Record list
----

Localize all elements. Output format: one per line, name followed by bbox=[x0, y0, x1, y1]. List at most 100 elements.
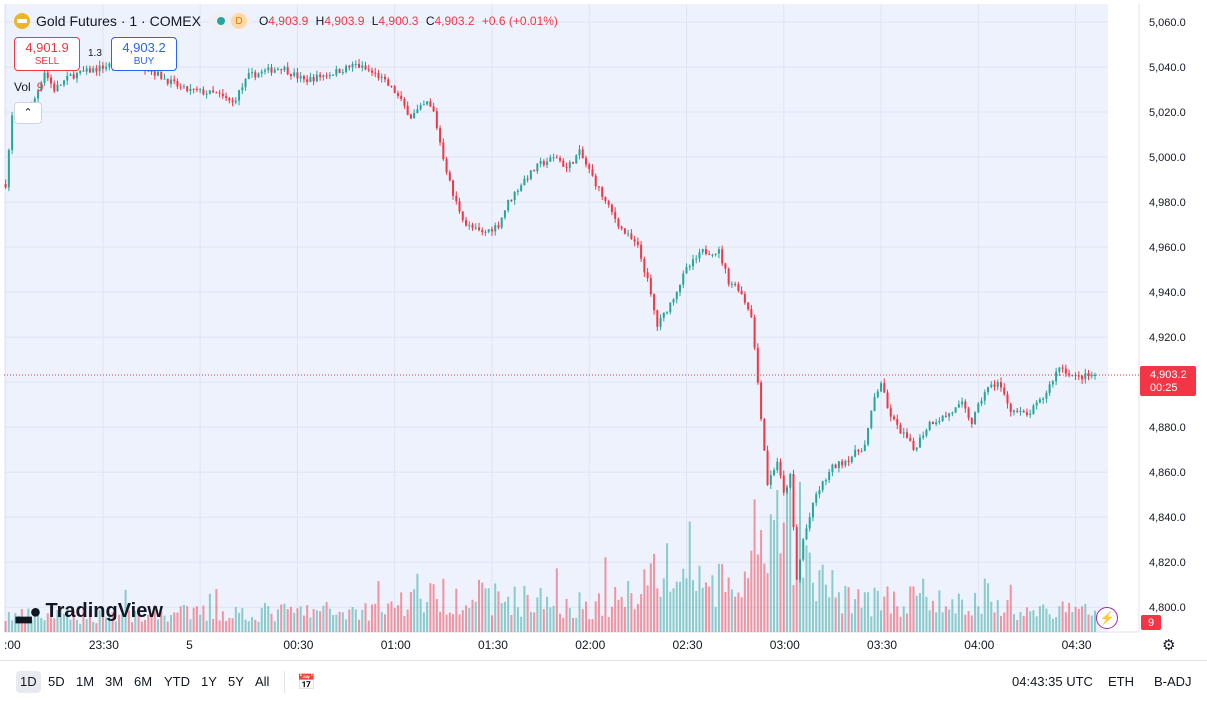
candle-body bbox=[860, 451, 863, 453]
range-1d-button[interactable]: 1D bbox=[16, 671, 41, 693]
volume-bar bbox=[714, 607, 717, 632]
volume-bar bbox=[766, 573, 769, 632]
candle-body bbox=[883, 383, 886, 393]
volume-bar bbox=[422, 612, 425, 632]
volume-bar bbox=[993, 612, 996, 632]
candle-body bbox=[503, 210, 506, 218]
volume-bar bbox=[779, 553, 782, 632]
candle-body bbox=[782, 475, 785, 493]
symbol-title[interactable]: Gold Futures · 1 · COMEX bbox=[36, 13, 201, 29]
price-chart[interactable]: 4,800.0 4,820.0 4,840.0 4,860.0 4,880.0 4,900… bbox=[0, 0, 1207, 660]
volume-bar bbox=[11, 620, 14, 632]
volume-bar bbox=[691, 580, 694, 632]
tradingview-logo-text: TradingView bbox=[45, 600, 163, 622]
utc-clock[interactable]: 04:43:35 UTC bbox=[1012, 674, 1093, 689]
volume-bar bbox=[325, 602, 328, 632]
volume-bar bbox=[831, 570, 834, 632]
range-6m-button[interactable]: 6M bbox=[134, 674, 153, 689]
candle-body bbox=[257, 73, 260, 78]
range-5d-button[interactable]: 5D bbox=[48, 674, 65, 689]
candle-body bbox=[150, 70, 153, 72]
candle-body bbox=[533, 170, 536, 172]
volume-bar bbox=[134, 610, 137, 632]
candle-body bbox=[880, 383, 883, 392]
volume-bar bbox=[559, 613, 562, 632]
range-5y-button[interactable]: 5Y bbox=[228, 674, 244, 689]
volume-bar bbox=[137, 610, 140, 632]
candle-body bbox=[824, 479, 827, 482]
volume-bar bbox=[896, 606, 899, 632]
candle-body bbox=[484, 231, 487, 233]
volume-bar bbox=[309, 617, 312, 632]
candle-body bbox=[319, 74, 322, 78]
volume-bar bbox=[111, 612, 114, 632]
volume-bar bbox=[413, 589, 416, 632]
candle-body bbox=[309, 76, 312, 82]
y-tick-label: 4,980.0 bbox=[1149, 197, 1186, 209]
candle-body bbox=[202, 89, 205, 95]
volume-bar bbox=[1058, 606, 1061, 632]
volume-bar bbox=[429, 583, 432, 632]
lightning-icon[interactable]: ⚡ bbox=[1096, 607, 1118, 629]
volume-bar bbox=[481, 582, 484, 632]
volume-bar bbox=[610, 606, 613, 632]
range-1y-button[interactable]: 1Y bbox=[201, 674, 217, 689]
adjustment-toggle[interactable]: B-ADJ bbox=[1154, 674, 1192, 689]
tradingview-logo[interactable]: ▂● TradingView bbox=[16, 599, 163, 624]
buy-button[interactable]: 4,903.2 BUY bbox=[111, 37, 177, 71]
candle-body bbox=[821, 481, 824, 491]
range-all-button[interactable]: All bbox=[255, 674, 270, 689]
volume-bar bbox=[497, 591, 500, 632]
candle-body bbox=[643, 258, 646, 273]
volume-bar bbox=[747, 578, 750, 632]
volume-bar bbox=[516, 607, 519, 632]
volume-bar bbox=[105, 617, 108, 632]
sell-button[interactable]: 4,901.9 SELL bbox=[14, 37, 80, 71]
candle-body bbox=[267, 67, 270, 71]
candle-body bbox=[714, 253, 717, 255]
volume-legend[interactable]: Vol 9 bbox=[14, 80, 43, 94]
candle-body bbox=[562, 160, 565, 167]
volume-bar bbox=[565, 598, 568, 632]
volume-bar bbox=[581, 609, 584, 632]
candle-body bbox=[215, 92, 218, 94]
volume-bar bbox=[1032, 610, 1035, 632]
volume-bar bbox=[854, 599, 857, 632]
candle-body bbox=[905, 432, 908, 438]
candle-body bbox=[620, 226, 623, 229]
gold-symbol-icon bbox=[14, 13, 30, 29]
collapse-legend-button[interactable]: ⌃ bbox=[14, 102, 42, 124]
volume-bar bbox=[218, 620, 221, 632]
settings-gear-icon[interactable]: ⚙ bbox=[1162, 637, 1176, 654]
volume-bar bbox=[490, 615, 493, 632]
volume-bar bbox=[944, 606, 947, 632]
session-toggle[interactable]: ETH bbox=[1108, 674, 1134, 689]
candle-body bbox=[656, 310, 659, 327]
candle-body bbox=[37, 90, 40, 99]
volume-bar bbox=[533, 612, 536, 632]
calendar-goto-icon[interactable]: 📅 bbox=[297, 674, 316, 691]
range-3m-button[interactable]: 3M bbox=[105, 674, 124, 689]
candle-body bbox=[584, 158, 587, 165]
candle-body bbox=[332, 74, 335, 76]
volume-bar bbox=[730, 589, 733, 632]
volume-bar bbox=[821, 564, 824, 632]
range-ytd-button[interactable]: YTD bbox=[164, 674, 190, 689]
volume-bar bbox=[257, 621, 260, 632]
volume-bar bbox=[328, 608, 331, 632]
volume-bar bbox=[938, 590, 941, 632]
candle-body bbox=[98, 65, 101, 72]
candle-body bbox=[244, 79, 247, 88]
range-1m-button[interactable]: 1M bbox=[76, 674, 95, 689]
candle-body bbox=[1064, 368, 1067, 374]
candle-body bbox=[886, 392, 889, 409]
candle-body bbox=[452, 180, 455, 196]
volume-bar bbox=[669, 591, 672, 632]
volume-bar bbox=[448, 612, 451, 632]
close-label: C bbox=[425, 14, 435, 28]
volume-bar bbox=[850, 613, 853, 632]
candle-body bbox=[212, 90, 215, 93]
session-status[interactable]: D bbox=[208, 12, 251, 30]
volume-bar bbox=[358, 619, 361, 632]
volume-bar bbox=[980, 613, 983, 632]
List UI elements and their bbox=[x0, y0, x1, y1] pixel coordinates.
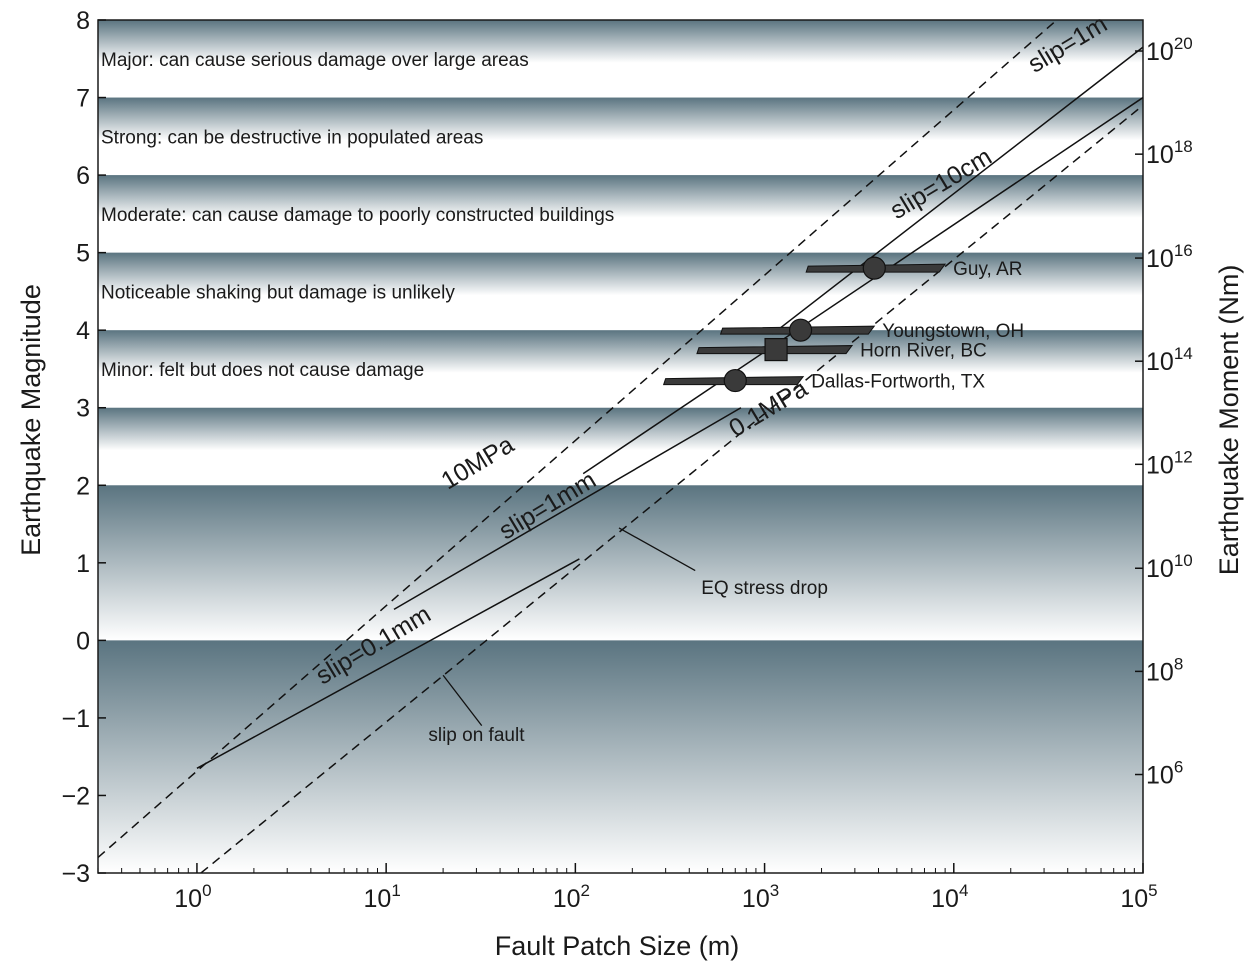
x-tick-label: 101 bbox=[364, 881, 401, 913]
y2-tick-label: 1014 bbox=[1146, 344, 1193, 376]
magnitude-band bbox=[98, 485, 1143, 641]
y2-tick-label: 1018 bbox=[1146, 137, 1193, 169]
y-tick-label: 1 bbox=[76, 550, 90, 578]
band-label: Major: can cause serious damage over lar… bbox=[101, 50, 529, 71]
y2-tick-label: 106 bbox=[1146, 758, 1183, 790]
x-tick-label: 105 bbox=[1120, 881, 1157, 913]
x-axis-title: Fault Patch Size (m) bbox=[495, 931, 740, 961]
earthquake-marker bbox=[862, 256, 886, 280]
y2-tick-label: 1012 bbox=[1146, 447, 1193, 479]
y2-tick-label: 1016 bbox=[1146, 241, 1193, 273]
y-tick-label: −3 bbox=[61, 860, 90, 888]
earthquake-label: Horn River, BC bbox=[860, 341, 987, 362]
earthquake-label: Youngstown, OH bbox=[882, 321, 1024, 342]
band-label: Noticeable shaking but damage is unlikel… bbox=[101, 282, 455, 303]
slip-line bbox=[771, 46, 1143, 335]
axes: 8 7 6 5 4 3 2 1 0 −1 −2 −3 100 101 102 103 104 105 1020 101… bbox=[61, 7, 1192, 913]
magnitude-band bbox=[98, 330, 1143, 408]
y-tick-label: −2 bbox=[61, 782, 90, 810]
stress-drop-line bbox=[200, 104, 1143, 873]
annotation-pointer bbox=[442, 674, 483, 727]
magnitude-band bbox=[98, 97, 1143, 176]
plot-frame bbox=[97, 19, 1144, 874]
earthquake-marker bbox=[764, 337, 788, 362]
y2-tick-label: 1020 bbox=[1146, 34, 1193, 66]
scaling-lines bbox=[98, 20, 1143, 873]
slip-line bbox=[582, 96, 1143, 475]
magnitude-band bbox=[98, 640, 1143, 873]
slip-line bbox=[196, 558, 580, 769]
x-tick-label: 102 bbox=[553, 881, 590, 913]
slip-line bbox=[393, 407, 742, 610]
earthquake-label: Guy, AR bbox=[953, 259, 1022, 280]
annotation-label: slip on fault bbox=[428, 725, 525, 746]
band-label: Strong: can be destructive in populated … bbox=[101, 127, 483, 148]
y2-axis-title: Earthquake Moment (Nm) bbox=[1214, 265, 1244, 576]
earthquake-marker bbox=[723, 368, 747, 393]
x-tick-label: 100 bbox=[174, 881, 211, 913]
magnitude-band bbox=[98, 252, 1143, 331]
magnitude-band bbox=[98, 407, 1143, 486]
y-tick-label: 2 bbox=[76, 472, 90, 500]
y-tick-label: 5 bbox=[76, 240, 90, 268]
y2-tick-label: 1010 bbox=[1146, 551, 1193, 583]
band-label: Moderate: can cause damage to poorly con… bbox=[101, 205, 614, 226]
earthquake-label: Dallas-Fortworth, TX bbox=[811, 372, 985, 393]
y-tick-label: 0 bbox=[76, 627, 90, 655]
y2-tick-label: 108 bbox=[1146, 654, 1183, 686]
magnitude-bands bbox=[98, 20, 1143, 873]
y-axis-title: Earthquake Magnitude bbox=[16, 284, 46, 556]
y-tick-label: 6 bbox=[76, 162, 90, 190]
stress-drop-line bbox=[98, 20, 1058, 859]
band-label: Minor: felt but does not cause damage bbox=[101, 360, 424, 381]
annotation-pointer bbox=[618, 527, 696, 572]
y-tick-label: 7 bbox=[76, 85, 90, 113]
y-tick-label: 3 bbox=[76, 395, 90, 423]
magnitude-band bbox=[98, 20, 1143, 98]
earthquake-marker bbox=[788, 318, 813, 342]
x-tick-label: 104 bbox=[931, 881, 968, 913]
x-tick-label: 103 bbox=[742, 881, 779, 913]
magnitude-band-labels: Major: can cause serious damage over lar… bbox=[101, 50, 614, 381]
y-tick-label: −1 bbox=[61, 705, 90, 733]
y-tick-label: 8 bbox=[76, 7, 90, 35]
y-tick-label: 4 bbox=[76, 317, 90, 345]
annotation-label: EQ stress drop bbox=[701, 578, 828, 599]
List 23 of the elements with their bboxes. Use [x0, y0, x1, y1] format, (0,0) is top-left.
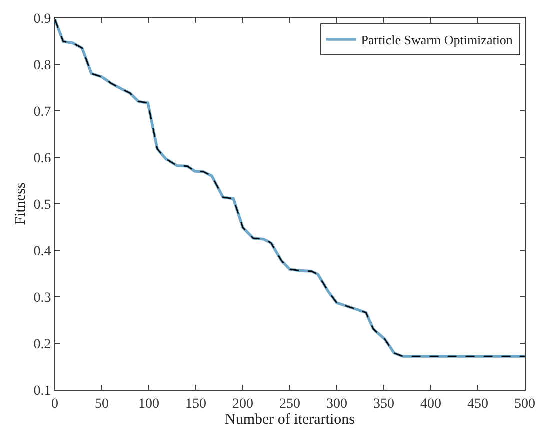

----

Transcribe the lines above, starting at the line that contains "candle-body bbox=[860, 451, 863, 453]" and ending at the line that contains "volume-bar bbox=[691, 580, 694, 632]", including both of those lines.

candle-body bbox=[860, 451, 863, 453]
range-1d-button[interactable]: 1D bbox=[16, 671, 41, 693]
volume-bar bbox=[714, 607, 717, 632]
volume-bar bbox=[766, 573, 769, 632]
candle-body bbox=[883, 383, 886, 393]
volume-bar bbox=[422, 612, 425, 632]
volume-bar bbox=[993, 612, 996, 632]
candle-body bbox=[503, 210, 506, 218]
volume-bar bbox=[779, 553, 782, 632]
candle-body bbox=[782, 475, 785, 493]
symbol-title[interactable]: Gold Futures · 1 · COMEX bbox=[36, 13, 201, 29]
price-chart[interactable]: 4,800.0 4,820.0 4,840.0 4,860.0 4,880.0 4,900… bbox=[0, 0, 1207, 660]
volume-bar bbox=[11, 620, 14, 632]
volume-bar bbox=[691, 580, 694, 632]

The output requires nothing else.